* [Challenge] Do any lines in the data below contain "promove"? If so, copy every one of them.

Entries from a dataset

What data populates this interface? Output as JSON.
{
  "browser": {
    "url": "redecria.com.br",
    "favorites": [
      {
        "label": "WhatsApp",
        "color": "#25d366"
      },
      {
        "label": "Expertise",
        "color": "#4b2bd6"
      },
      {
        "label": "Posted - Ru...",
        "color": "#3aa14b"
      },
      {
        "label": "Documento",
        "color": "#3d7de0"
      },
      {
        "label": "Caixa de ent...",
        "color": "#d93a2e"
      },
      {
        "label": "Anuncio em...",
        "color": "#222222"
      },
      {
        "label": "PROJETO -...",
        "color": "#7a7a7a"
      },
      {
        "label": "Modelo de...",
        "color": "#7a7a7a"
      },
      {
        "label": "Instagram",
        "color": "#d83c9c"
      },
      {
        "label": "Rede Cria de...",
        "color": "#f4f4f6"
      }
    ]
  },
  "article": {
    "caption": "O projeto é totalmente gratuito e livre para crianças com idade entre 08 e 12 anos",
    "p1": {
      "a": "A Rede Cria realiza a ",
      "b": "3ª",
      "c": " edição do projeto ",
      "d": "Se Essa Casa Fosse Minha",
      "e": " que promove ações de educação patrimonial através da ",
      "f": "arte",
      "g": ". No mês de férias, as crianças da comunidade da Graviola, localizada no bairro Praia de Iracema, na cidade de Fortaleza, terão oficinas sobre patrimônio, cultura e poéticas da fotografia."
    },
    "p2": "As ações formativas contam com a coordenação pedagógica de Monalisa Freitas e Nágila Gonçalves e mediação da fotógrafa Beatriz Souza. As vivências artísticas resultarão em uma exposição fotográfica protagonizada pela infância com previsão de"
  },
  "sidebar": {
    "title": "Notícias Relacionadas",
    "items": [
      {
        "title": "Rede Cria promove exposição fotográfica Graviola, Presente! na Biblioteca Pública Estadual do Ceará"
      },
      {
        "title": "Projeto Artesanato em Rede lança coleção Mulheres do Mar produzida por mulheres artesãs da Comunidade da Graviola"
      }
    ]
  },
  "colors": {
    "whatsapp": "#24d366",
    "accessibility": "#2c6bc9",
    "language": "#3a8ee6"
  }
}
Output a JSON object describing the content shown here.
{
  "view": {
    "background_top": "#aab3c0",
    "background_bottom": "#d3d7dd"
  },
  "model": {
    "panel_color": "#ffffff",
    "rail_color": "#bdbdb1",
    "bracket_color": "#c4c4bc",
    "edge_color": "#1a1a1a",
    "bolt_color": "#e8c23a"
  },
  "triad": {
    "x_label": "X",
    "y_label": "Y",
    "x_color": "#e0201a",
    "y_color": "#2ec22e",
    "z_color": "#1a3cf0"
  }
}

* [Output below]
      "e": " que promove ações de educação patrimonial através da ",
        "title": "Rede Cria promove exposição fotográfica Graviola, Presente! na Biblioteca Pública Estadual do Ceará"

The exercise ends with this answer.